[start Supplied material]

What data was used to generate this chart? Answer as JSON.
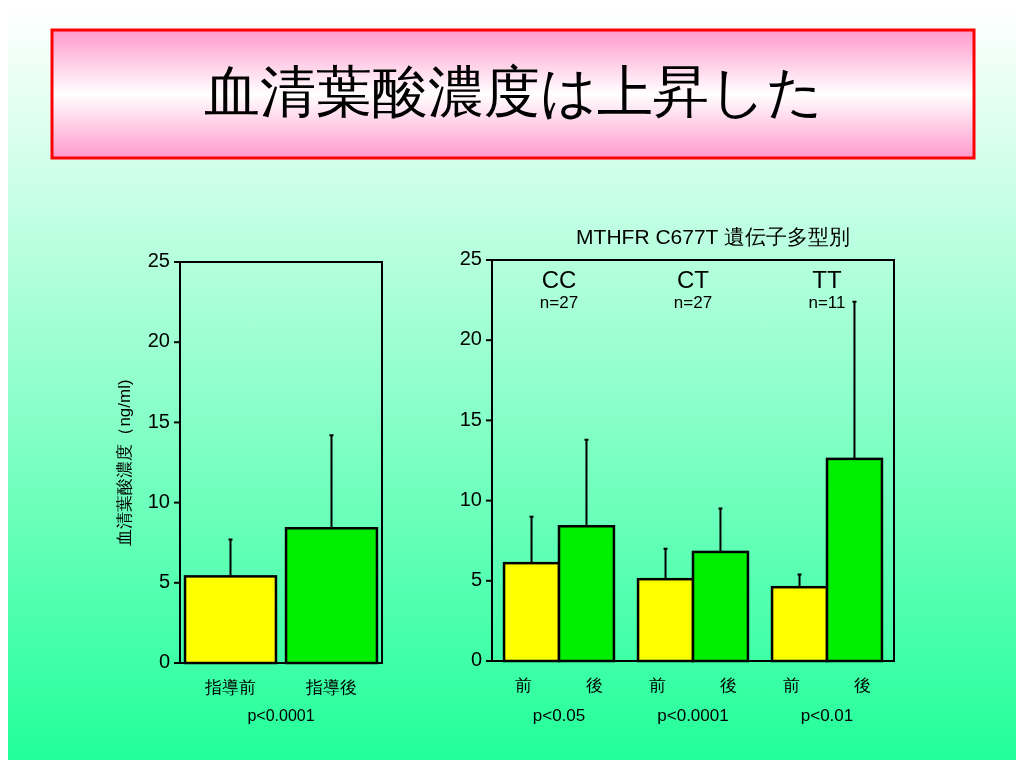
{
  "chart_data": [
    {
      "type": "bar",
      "title": "血清葉酸濃度は上昇した",
      "ylabel": "血清葉酸濃度（ng/ml)",
      "categories": [
        "指導前",
        "指導後"
      ],
      "values": [
        5.4,
        8.4
      ],
      "colors": [
        "#ffff00",
        "#00ee00"
      ],
      "errors": [
        [
          5.4,
          7.7
        ],
        [
          8.4,
          14.2
        ]
      ],
      "ylim": [
        0,
        25
      ],
      "yticks": [
        0,
        5,
        10,
        15,
        20,
        25
      ],
      "annotations": [
        "p<0.0001"
      ]
    },
    {
      "type": "bar",
      "title": "MTHFR C677T 遺伝子多型別",
      "categories": [
        "前",
        "後",
        "前",
        "後",
        "前",
        "後"
      ],
      "values": [
        6.1,
        8.4,
        5.1,
        6.8,
        4.6,
        12.6
      ],
      "colors": [
        "#ffff00",
        "#00ee00",
        "#ffff00",
        "#00ee00",
        "#ffff00",
        "#00ee00"
      ],
      "errors": [
        [
          6.1,
          9.0
        ],
        [
          8.4,
          13.8
        ],
        [
          5.1,
          7.0
        ],
        [
          6.8,
          9.5
        ],
        [
          4.6,
          5.4
        ],
        [
          12.6,
          22.4
        ]
      ],
      "ylim": [
        0,
        25
      ],
      "yticks": [
        0,
        5,
        10,
        15,
        20,
        25
      ],
      "annotations": [
        "CC",
        "n=27",
        "p<0.05",
        "CT",
        "n=27",
        "p<0.0001",
        "TT",
        "n=11",
        "p<0.01"
      ]
    }
  ]
}
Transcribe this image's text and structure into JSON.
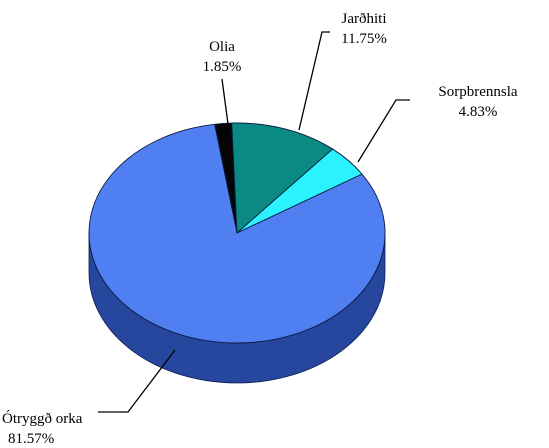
{
  "chart_data": {
    "type": "pie",
    "title": "",
    "slices": [
      {
        "label": "Ótryggð orka",
        "pct_label": "81.57%",
        "value": 81.57,
        "color": "#4F7FF0",
        "side_color": "#27479E"
      },
      {
        "label": "Olia",
        "pct_label": "1.85%",
        "value": 1.85,
        "color": "#050505",
        "side_color": "#000000"
      },
      {
        "label": "Jarðhiti",
        "pct_label": "11.75%",
        "value": 11.75,
        "color": "#0A8A82",
        "side_color": "#045852"
      },
      {
        "label": "Sorpbrennsla",
        "pct_label": "4.83%",
        "value": 4.83,
        "color": "#2BF2FF",
        "side_color": "#10A4B0"
      }
    ]
  }
}
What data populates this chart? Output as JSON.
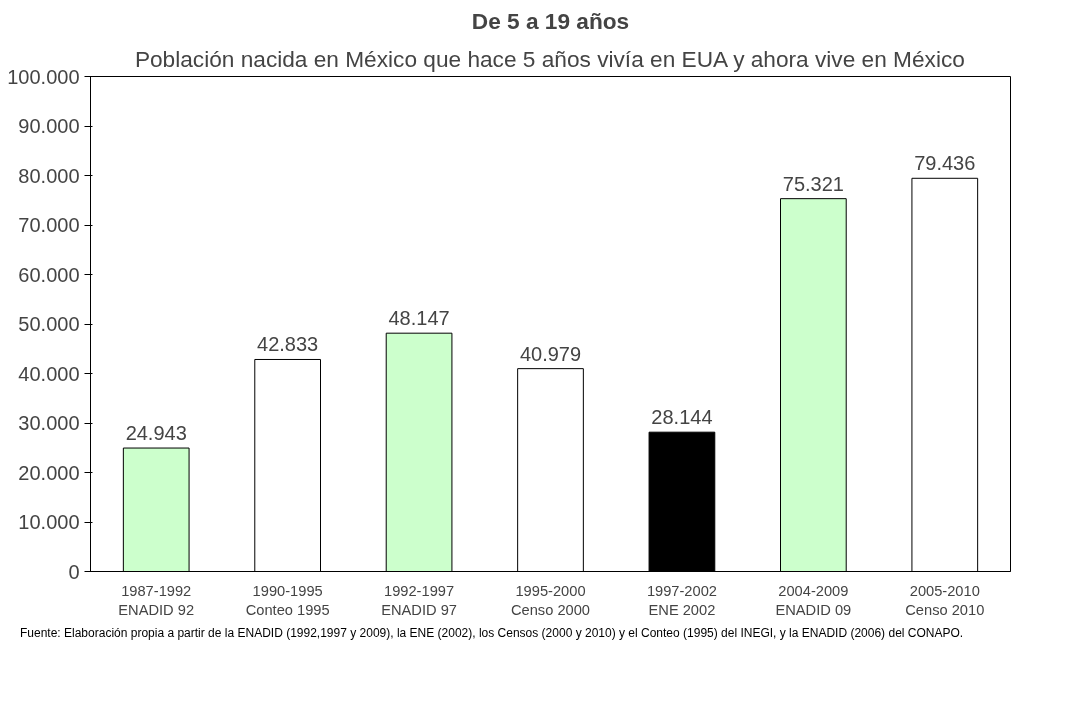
{
  "chart_data": {
    "type": "bar",
    "title": "De 5 a 19 años",
    "subtitle": "Población nacida en México que hace 5 años vivía en EUA y ahora vive en México",
    "categories": [
      "1987-1992\nENADID 92",
      "1990-1995\nConteo 1995",
      "1992-1997\nENADID 97",
      "1995-2000\nCenso 2000",
      "1997-2002\nENE 2002",
      "2004-2009\nENADID 09",
      "2005-2010\nCenso 2010"
    ],
    "values": [
      24943,
      42833,
      48147,
      40979,
      28144,
      75321,
      79436
    ],
    "colors": [
      "#ccffcc",
      "#ffffff",
      "#ccffcc",
      "#ffffff",
      "#000000",
      "#ccffcc",
      "#ffffff"
    ],
    "value_labels": [
      "24.943",
      "42.833",
      "48.147",
      "40.979",
      "28.144",
      "75.321",
      "79.436"
    ],
    "ylim": [
      0,
      100000
    ],
    "yticks": [
      0,
      {
        "value": 10000,
        "label": "10.000"
      },
      {
        "value": 20000,
        "label": "20.000"
      },
      {
        "value": 30000,
        "label": "30.000"
      },
      {
        "value": 40000,
        "label": "40.000"
      },
      {
        "value": 50000,
        "label": "50.000"
      },
      {
        "value": 60000,
        "label": "60.000"
      },
      {
        "value": 70000,
        "label": "70.000"
      },
      {
        "value": 80000,
        "label": "80.000"
      },
      {
        "value": 90000,
        "label": "90.000"
      },
      {
        "value": 100000,
        "label": "100.000"
      }
    ],
    "grid": false,
    "annotations": [
      "Fuente: Elaboración propia a partir de la ENADID (1992,1997 y 2009), la ENE (2002), los Censos (2000 y 2010) y el Conteo (1995) del INEGI, y la ENADID (2006) del CONAPO."
    ]
  }
}
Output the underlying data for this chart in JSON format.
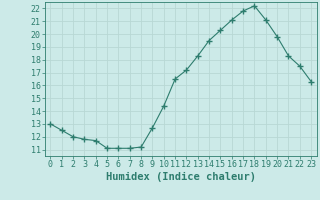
{
  "x": [
    0,
    1,
    2,
    3,
    4,
    5,
    6,
    7,
    8,
    9,
    10,
    11,
    12,
    13,
    14,
    15,
    16,
    17,
    18,
    19,
    20,
    21,
    22,
    23
  ],
  "y": [
    13.0,
    12.5,
    12.0,
    11.8,
    11.7,
    11.1,
    11.1,
    11.1,
    11.2,
    12.7,
    14.4,
    16.5,
    17.2,
    18.3,
    19.5,
    20.3,
    21.1,
    21.8,
    22.2,
    21.1,
    19.8,
    18.3,
    17.5,
    16.3
  ],
  "line_color": "#2e7d6e",
  "marker": "+",
  "marker_size": 4,
  "bg_color": "#cceae8",
  "grid_color": "#b8d8d4",
  "xlabel": "Humidex (Indice chaleur)",
  "xlim": [
    -0.5,
    23.5
  ],
  "ylim": [
    10.5,
    22.5
  ],
  "yticks": [
    11,
    12,
    13,
    14,
    15,
    16,
    17,
    18,
    19,
    20,
    21,
    22
  ],
  "xticks": [
    0,
    1,
    2,
    3,
    4,
    5,
    6,
    7,
    8,
    9,
    10,
    11,
    12,
    13,
    14,
    15,
    16,
    17,
    18,
    19,
    20,
    21,
    22,
    23
  ],
  "xtick_labels": [
    "0",
    "1",
    "2",
    "3",
    "4",
    "5",
    "6",
    "7",
    "8",
    "9",
    "10",
    "11",
    "12",
    "13",
    "14",
    "15",
    "16",
    "17",
    "18",
    "19",
    "20",
    "21",
    "22",
    "23"
  ],
  "xlabel_fontsize": 7.5,
  "tick_fontsize": 6.0
}
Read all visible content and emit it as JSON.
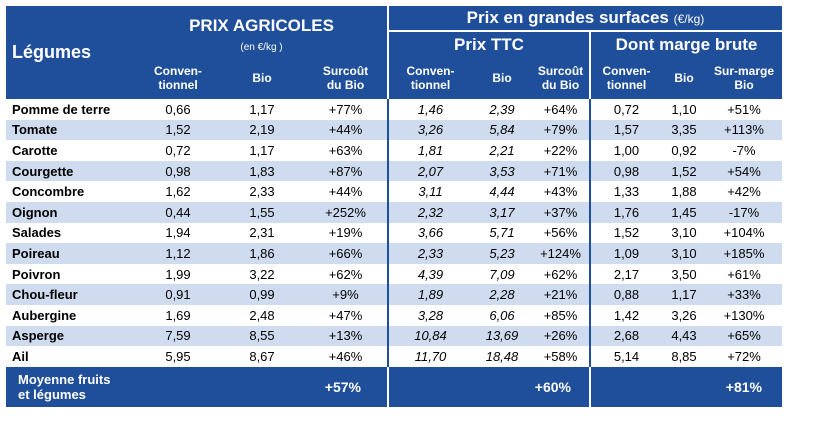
{
  "header": {
    "legumes": "Légumes",
    "prix_agricoles": "PRIX AGRICOLES",
    "prix_agricoles_unit": "(en €/kg )",
    "grandes_surfaces": "Prix en grandes surfaces",
    "grandes_surfaces_unit": "(€/kg)",
    "prix_ttc": "Prix TTC",
    "marge_brute": "Dont marge brute",
    "cols": {
      "agri_conv_1": "Conven-",
      "agri_conv_2": "tionnel",
      "agri_bio": "Bio",
      "agri_surcout_1": "Surcoût",
      "agri_surcout_2": "du Bio",
      "ttc_conv_1": "Conven-",
      "ttc_conv_2": "tionnel",
      "ttc_bio": "Bio",
      "ttc_surcout_1": "Surcoût",
      "ttc_surcout_2": "du Bio",
      "marge_conv_1": "Conven-",
      "marge_conv_2": "tionnel",
      "marge_bio": "Bio",
      "marge_sur_1": "Sur-marge",
      "marge_sur_2": "Bio"
    }
  },
  "rows": [
    {
      "name": "Pomme de terre",
      "v": [
        "0,66",
        "1,17",
        "+77%",
        "1,46",
        "2,39",
        "+64%",
        "0,72",
        "1,10",
        "+51%"
      ]
    },
    {
      "name": "Tomate",
      "v": [
        "1,52",
        "2,19",
        "+44%",
        "3,26",
        "5,84",
        "+79%",
        "1,57",
        "3,35",
        "+113%"
      ]
    },
    {
      "name": "Carotte",
      "v": [
        "0,72",
        "1,17",
        "+63%",
        "1,81",
        "2,21",
        "+22%",
        "1,00",
        "0,92",
        "-7%"
      ]
    },
    {
      "name": "Courgette",
      "v": [
        "0,98",
        "1,83",
        "+87%",
        "2,07",
        "3,53",
        "+71%",
        "0,98",
        "1,52",
        "+54%"
      ]
    },
    {
      "name": "Concombre",
      "v": [
        "1,62",
        "2,33",
        "+44%",
        "3,11",
        "4,44",
        "+43%",
        "1,33",
        "1,88",
        "+42%"
      ]
    },
    {
      "name": "Oignon",
      "v": [
        "0,44",
        "1,55",
        "+252%",
        "2,32",
        "3,17",
        "+37%",
        "1,76",
        "1,45",
        "-17%"
      ]
    },
    {
      "name": "Salades",
      "v": [
        "1,94",
        "2,31",
        "+19%",
        "3,66",
        "5,71",
        "+56%",
        "1,52",
        "3,10",
        "+104%"
      ]
    },
    {
      "name": "Poireau",
      "v": [
        "1,12",
        "1,86",
        "+66%",
        "2,33",
        "5,23",
        "+124%",
        "1,09",
        "3,10",
        "+185%"
      ]
    },
    {
      "name": "Poivron",
      "v": [
        "1,99",
        "3,22",
        "+62%",
        "4,39",
        "7,09",
        "+62%",
        "2,17",
        "3,50",
        "+61%"
      ]
    },
    {
      "name": "Chou-fleur",
      "v": [
        "0,91",
        "0,99",
        "+9%",
        "1,89",
        "2,28",
        "+21%",
        "0,88",
        "1,17",
        "+33%"
      ]
    },
    {
      "name": "Aubergine",
      "v": [
        "1,69",
        "2,48",
        "+47%",
        "3,28",
        "6,06",
        "+85%",
        "1,42",
        "3,26",
        "+130%"
      ]
    },
    {
      "name": "Asperge",
      "v": [
        "7,59",
        "8,55",
        "+13%",
        "10,84",
        "13,69",
        "+26%",
        "2,68",
        "4,43",
        "+65%"
      ]
    },
    {
      "name": "Ail",
      "v": [
        "5,95",
        "8,67",
        "+46%",
        "11,70",
        "18,48",
        "+58%",
        "5,14",
        "8,85",
        "+72%"
      ]
    }
  ],
  "footer": {
    "label_1": "Moyenne fruits",
    "label_2": "et légumes",
    "agri": "+57%",
    "ttc": "+60%",
    "marge": "+81%"
  },
  "colors": {
    "header_bg": "#1f4e9a",
    "row_alt": "#cfdcf0"
  }
}
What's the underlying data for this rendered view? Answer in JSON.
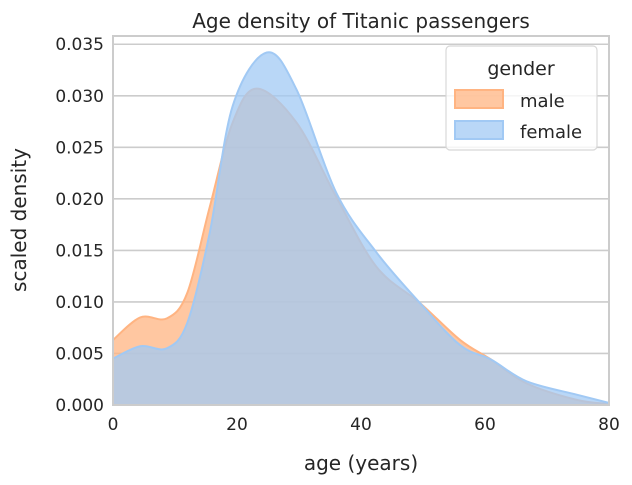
{
  "chart_data": {
    "type": "area",
    "title": "Age density of Titanic passengers",
    "xlabel": "age (years)",
    "ylabel": "scaled density",
    "xlim": [
      0,
      80
    ],
    "ylim": [
      0,
      0.0358
    ],
    "xticks": [
      0,
      20,
      40,
      60,
      80
    ],
    "xtick_labels": [
      "0",
      "20",
      "40",
      "60",
      "80"
    ],
    "yticks": [
      0,
      0.005,
      0.01,
      0.015,
      0.02,
      0.025,
      0.03,
      0.035
    ],
    "ytick_labels": [
      "0.000",
      "0.005",
      "0.010",
      "0.015",
      "0.020",
      "0.025",
      "0.030",
      "0.035"
    ],
    "grid": "horizontal",
    "legend": {
      "title": "gender",
      "placement": "top-right"
    },
    "series": [
      {
        "name": "male",
        "color": "#ffb482",
        "x": [
          0,
          4.4,
          8.7,
          12,
          15.6,
          19.3,
          23.2,
          29.6,
          36,
          42.5,
          49.5,
          56,
          61,
          66.7,
          74.8,
          80
        ],
        "y": [
          0.0063,
          0.0085,
          0.0084,
          0.0109,
          0.0192,
          0.0274,
          0.0307,
          0.0274,
          0.0202,
          0.0134,
          0.0099,
          0.0063,
          0.0044,
          0.0021,
          0.0005,
          0.0001
        ]
      },
      {
        "name": "female",
        "color": "#a1c9f4",
        "x": [
          0,
          4.4,
          8.7,
          12,
          15.6,
          19.3,
          24.8,
          29.6,
          36,
          42.5,
          49.5,
          56,
          61,
          66.7,
          74.8,
          80
        ],
        "y": [
          0.0045,
          0.0057,
          0.0055,
          0.008,
          0.0167,
          0.029,
          0.0342,
          0.0306,
          0.0206,
          0.0148,
          0.0099,
          0.0058,
          0.0044,
          0.0023,
          0.001,
          0.0002
        ]
      }
    ]
  }
}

[end Supplied material]

Work to do:
Copy each line of the preceding data that contains the string "Conven".

Output of the exercise:
      "agri_conv_1": "Conven-",
      "ttc_conv_1": "Conven-",
      "marge_conv_1": "Conven-",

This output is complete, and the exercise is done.